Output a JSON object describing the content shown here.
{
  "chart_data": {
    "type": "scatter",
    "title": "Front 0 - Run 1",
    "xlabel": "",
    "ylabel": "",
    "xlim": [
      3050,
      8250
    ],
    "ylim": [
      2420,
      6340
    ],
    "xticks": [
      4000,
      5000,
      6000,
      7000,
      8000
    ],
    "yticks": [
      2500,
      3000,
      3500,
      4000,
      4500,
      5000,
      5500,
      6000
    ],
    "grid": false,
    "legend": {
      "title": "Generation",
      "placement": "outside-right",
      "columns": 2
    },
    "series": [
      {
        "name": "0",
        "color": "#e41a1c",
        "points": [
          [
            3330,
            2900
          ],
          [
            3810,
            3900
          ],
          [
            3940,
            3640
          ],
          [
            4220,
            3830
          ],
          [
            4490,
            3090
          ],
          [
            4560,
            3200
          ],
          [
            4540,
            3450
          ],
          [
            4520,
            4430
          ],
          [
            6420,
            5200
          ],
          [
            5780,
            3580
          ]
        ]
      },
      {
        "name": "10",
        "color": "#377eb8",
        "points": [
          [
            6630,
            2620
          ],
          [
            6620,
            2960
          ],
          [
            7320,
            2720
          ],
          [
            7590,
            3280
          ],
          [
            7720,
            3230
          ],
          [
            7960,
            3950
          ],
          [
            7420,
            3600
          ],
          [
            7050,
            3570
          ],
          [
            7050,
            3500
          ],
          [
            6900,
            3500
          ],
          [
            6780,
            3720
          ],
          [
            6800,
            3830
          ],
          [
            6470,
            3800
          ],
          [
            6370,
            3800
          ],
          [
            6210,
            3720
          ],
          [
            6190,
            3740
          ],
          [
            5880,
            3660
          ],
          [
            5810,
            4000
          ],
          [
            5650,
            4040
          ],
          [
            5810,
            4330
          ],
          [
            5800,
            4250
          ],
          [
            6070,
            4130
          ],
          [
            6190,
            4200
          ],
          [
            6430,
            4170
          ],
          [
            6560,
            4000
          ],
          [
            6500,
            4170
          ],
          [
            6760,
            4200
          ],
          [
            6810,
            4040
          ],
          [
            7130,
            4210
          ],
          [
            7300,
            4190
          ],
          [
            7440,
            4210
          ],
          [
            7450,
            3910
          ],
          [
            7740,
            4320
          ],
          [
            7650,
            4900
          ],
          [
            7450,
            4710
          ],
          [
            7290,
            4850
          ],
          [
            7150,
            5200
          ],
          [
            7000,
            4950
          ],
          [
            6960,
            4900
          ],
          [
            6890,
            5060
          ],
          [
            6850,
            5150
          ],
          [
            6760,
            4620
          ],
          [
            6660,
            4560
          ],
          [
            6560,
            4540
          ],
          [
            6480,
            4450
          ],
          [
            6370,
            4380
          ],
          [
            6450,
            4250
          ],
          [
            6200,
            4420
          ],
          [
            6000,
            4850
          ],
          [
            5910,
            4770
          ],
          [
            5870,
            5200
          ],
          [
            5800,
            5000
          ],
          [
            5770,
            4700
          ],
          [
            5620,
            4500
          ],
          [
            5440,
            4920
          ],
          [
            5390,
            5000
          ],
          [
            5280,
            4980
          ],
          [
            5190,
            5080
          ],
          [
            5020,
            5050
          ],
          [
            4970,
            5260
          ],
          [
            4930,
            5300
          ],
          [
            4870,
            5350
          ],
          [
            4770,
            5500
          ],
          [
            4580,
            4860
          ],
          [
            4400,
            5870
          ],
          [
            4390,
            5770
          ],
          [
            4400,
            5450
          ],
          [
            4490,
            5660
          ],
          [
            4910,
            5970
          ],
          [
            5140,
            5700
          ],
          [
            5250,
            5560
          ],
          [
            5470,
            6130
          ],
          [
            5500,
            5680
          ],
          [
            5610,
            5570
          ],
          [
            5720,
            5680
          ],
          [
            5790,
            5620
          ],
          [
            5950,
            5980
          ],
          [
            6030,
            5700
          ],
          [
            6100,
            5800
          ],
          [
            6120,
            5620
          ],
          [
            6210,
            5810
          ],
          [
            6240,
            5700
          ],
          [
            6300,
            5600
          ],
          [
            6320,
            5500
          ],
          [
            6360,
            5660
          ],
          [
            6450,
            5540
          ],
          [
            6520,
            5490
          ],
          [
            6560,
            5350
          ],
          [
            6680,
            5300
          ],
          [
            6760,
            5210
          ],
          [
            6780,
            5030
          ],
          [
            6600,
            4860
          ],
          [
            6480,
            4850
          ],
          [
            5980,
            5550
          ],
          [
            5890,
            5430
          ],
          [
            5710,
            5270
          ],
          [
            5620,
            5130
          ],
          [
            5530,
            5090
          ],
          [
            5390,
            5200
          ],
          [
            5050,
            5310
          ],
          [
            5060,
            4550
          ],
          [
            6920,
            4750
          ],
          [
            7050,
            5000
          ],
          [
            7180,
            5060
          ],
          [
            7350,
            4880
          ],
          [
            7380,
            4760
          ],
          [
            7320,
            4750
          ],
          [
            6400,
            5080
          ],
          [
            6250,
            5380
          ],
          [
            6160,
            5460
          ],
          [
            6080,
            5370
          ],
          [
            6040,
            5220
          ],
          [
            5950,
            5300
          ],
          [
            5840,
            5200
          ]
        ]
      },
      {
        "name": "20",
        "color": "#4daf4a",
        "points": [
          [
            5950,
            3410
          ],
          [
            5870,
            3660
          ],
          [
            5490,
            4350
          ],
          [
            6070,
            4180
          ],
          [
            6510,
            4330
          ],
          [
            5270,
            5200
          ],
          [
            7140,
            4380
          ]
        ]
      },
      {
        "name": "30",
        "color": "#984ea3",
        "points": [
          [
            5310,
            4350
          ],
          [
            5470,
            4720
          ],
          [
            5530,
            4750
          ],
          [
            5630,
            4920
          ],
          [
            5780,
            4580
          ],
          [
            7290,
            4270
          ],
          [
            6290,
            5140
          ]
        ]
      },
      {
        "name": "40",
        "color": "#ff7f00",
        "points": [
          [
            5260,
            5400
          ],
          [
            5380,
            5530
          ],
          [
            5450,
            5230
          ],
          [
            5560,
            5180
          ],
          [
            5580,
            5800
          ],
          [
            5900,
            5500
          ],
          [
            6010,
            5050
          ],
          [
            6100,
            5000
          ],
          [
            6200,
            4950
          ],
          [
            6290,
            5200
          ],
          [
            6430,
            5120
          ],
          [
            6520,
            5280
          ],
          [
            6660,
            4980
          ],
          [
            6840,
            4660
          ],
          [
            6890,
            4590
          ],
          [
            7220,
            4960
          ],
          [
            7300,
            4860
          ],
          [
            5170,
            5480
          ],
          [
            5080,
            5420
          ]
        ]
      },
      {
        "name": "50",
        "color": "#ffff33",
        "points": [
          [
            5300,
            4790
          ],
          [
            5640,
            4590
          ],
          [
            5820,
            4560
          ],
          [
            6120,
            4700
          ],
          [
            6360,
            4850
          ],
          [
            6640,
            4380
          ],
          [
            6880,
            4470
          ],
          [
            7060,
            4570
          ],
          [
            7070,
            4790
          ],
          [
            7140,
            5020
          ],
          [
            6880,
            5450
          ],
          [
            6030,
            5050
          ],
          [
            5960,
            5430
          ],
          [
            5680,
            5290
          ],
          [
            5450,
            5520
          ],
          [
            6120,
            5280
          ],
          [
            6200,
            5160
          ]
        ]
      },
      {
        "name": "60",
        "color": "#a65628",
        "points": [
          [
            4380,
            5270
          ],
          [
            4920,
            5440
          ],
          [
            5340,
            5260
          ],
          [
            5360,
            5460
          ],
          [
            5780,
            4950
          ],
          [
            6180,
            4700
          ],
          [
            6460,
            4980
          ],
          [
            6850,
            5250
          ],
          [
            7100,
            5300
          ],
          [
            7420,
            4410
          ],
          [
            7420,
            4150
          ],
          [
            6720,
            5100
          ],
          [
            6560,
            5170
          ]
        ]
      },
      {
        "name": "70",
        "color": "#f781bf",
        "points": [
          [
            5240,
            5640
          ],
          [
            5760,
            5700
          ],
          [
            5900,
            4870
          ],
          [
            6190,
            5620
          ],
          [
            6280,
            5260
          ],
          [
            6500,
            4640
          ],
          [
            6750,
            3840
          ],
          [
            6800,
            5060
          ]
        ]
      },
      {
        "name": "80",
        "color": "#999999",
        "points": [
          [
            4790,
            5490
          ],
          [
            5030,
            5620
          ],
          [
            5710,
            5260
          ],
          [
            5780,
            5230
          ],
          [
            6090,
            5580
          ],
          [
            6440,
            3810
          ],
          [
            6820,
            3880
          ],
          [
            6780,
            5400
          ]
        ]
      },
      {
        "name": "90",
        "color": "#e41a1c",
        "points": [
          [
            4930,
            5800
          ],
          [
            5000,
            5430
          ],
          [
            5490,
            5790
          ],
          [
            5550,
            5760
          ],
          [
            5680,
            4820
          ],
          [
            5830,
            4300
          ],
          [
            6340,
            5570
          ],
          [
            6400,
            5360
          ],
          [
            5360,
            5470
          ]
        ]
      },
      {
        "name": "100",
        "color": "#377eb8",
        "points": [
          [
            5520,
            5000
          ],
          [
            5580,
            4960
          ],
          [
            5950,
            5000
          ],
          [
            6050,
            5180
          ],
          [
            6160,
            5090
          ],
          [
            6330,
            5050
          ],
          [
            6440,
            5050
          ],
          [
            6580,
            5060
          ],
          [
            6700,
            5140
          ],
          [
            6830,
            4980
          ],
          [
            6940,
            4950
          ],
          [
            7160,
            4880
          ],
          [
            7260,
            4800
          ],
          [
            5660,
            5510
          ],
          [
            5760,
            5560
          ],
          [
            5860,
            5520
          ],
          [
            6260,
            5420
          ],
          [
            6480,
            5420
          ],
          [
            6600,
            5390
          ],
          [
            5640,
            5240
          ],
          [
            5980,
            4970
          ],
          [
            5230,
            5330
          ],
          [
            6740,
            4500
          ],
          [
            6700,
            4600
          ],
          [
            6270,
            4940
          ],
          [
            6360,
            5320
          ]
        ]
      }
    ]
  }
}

What is asked —
Extract every line above containing the word "name".

Exercise output —
        "name": "0",
        "name": "10",
        "name": "20",
        "name": "30",
        "name": "40",
        "name": "50",
        "name": "60",
        "name": "70",
        "name": "80",
        "name": "90",
        "name": "100",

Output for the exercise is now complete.